[Data extracted from a collection]
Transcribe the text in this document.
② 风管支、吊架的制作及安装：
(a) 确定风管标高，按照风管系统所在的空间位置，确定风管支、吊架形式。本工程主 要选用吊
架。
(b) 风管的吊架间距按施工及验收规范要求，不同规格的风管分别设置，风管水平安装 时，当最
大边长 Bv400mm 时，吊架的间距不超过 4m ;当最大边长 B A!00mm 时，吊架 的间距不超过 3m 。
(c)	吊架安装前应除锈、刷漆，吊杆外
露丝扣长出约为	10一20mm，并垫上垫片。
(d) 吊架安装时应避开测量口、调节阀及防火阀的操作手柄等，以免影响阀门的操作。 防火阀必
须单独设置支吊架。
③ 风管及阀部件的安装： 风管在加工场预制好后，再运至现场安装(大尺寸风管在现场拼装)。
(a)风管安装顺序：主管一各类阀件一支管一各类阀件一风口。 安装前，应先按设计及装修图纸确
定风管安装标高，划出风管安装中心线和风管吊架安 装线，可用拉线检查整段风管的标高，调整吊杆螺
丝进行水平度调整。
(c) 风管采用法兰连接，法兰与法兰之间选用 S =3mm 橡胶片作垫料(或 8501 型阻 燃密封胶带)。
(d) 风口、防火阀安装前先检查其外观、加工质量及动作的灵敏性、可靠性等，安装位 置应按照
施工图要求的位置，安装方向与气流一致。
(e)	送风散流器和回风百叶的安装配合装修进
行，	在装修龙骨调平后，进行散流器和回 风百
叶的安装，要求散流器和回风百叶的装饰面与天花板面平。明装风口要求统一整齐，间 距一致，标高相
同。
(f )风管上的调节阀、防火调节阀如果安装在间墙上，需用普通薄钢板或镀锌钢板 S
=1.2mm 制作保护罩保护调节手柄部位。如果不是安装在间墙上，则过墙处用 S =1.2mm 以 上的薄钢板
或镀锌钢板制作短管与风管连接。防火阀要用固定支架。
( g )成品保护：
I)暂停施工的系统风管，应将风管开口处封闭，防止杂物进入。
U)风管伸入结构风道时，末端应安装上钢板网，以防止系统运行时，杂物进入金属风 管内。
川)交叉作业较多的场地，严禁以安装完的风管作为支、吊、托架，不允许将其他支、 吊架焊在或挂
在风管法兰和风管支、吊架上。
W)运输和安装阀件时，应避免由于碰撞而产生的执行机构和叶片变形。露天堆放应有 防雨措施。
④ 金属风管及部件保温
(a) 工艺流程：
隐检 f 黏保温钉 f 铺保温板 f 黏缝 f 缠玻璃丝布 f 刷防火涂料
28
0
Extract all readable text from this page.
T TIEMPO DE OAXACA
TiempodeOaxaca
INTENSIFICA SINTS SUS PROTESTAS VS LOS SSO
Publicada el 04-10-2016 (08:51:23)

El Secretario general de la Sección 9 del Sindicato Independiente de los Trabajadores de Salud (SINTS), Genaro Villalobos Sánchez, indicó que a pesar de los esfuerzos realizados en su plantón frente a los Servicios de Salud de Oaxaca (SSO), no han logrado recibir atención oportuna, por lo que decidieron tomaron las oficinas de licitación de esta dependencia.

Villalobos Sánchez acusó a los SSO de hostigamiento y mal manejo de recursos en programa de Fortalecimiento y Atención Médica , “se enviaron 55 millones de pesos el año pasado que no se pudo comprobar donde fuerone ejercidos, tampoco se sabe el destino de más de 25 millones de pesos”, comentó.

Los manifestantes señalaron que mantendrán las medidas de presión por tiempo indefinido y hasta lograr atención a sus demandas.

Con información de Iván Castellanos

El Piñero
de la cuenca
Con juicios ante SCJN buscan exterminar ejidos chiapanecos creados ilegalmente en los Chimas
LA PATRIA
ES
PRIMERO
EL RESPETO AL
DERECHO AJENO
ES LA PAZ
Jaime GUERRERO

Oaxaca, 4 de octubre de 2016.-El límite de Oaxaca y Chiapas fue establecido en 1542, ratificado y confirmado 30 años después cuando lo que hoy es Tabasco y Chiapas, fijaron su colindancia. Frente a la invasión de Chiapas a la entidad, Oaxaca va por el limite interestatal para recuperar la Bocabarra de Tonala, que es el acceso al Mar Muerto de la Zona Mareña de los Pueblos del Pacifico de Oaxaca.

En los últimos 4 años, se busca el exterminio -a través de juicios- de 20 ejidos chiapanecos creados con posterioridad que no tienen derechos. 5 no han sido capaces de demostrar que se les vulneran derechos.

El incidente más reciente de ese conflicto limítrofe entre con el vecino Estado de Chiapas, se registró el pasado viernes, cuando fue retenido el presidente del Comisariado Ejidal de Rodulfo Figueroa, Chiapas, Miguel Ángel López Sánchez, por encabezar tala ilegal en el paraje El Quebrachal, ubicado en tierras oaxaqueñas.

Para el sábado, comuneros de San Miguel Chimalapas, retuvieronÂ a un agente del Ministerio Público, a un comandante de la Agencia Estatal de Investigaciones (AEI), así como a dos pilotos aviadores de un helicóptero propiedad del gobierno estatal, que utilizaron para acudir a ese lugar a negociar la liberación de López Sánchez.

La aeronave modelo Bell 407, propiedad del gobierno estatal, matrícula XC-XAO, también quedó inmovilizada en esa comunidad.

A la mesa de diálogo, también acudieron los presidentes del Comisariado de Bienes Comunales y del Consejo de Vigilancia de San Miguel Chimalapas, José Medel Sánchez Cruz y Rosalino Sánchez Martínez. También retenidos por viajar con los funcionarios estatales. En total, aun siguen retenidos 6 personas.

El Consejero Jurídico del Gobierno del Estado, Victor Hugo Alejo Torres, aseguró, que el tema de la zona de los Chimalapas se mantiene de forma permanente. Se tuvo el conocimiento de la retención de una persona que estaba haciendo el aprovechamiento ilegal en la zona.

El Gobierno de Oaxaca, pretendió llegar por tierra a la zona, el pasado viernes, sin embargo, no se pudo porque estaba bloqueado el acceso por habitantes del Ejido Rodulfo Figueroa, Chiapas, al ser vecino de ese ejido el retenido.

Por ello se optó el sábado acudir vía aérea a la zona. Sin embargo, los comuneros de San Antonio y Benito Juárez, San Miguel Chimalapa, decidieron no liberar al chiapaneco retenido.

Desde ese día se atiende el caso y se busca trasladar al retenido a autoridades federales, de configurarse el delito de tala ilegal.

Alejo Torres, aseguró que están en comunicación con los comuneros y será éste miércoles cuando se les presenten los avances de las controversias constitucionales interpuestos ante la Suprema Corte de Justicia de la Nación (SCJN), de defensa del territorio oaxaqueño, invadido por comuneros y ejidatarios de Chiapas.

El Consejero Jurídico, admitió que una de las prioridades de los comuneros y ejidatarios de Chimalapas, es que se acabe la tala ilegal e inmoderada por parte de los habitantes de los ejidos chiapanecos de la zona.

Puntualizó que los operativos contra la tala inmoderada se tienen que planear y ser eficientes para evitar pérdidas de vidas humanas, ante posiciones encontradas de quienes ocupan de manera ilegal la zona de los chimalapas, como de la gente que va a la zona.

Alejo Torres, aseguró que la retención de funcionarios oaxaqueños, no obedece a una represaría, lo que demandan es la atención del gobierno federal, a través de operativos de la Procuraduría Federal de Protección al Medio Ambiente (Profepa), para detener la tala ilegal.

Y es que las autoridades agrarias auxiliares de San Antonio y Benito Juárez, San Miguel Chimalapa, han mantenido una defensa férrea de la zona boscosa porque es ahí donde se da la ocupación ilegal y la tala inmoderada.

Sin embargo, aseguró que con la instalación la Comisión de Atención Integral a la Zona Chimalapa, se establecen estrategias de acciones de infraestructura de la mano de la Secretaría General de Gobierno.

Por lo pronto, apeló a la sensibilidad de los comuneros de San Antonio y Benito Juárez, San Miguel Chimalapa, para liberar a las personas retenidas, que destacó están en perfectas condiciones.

TASK DESCRIPTION: Check each line of the data above for the string "this", then report how many lines have it, with no other words.

TASK RESULT: 2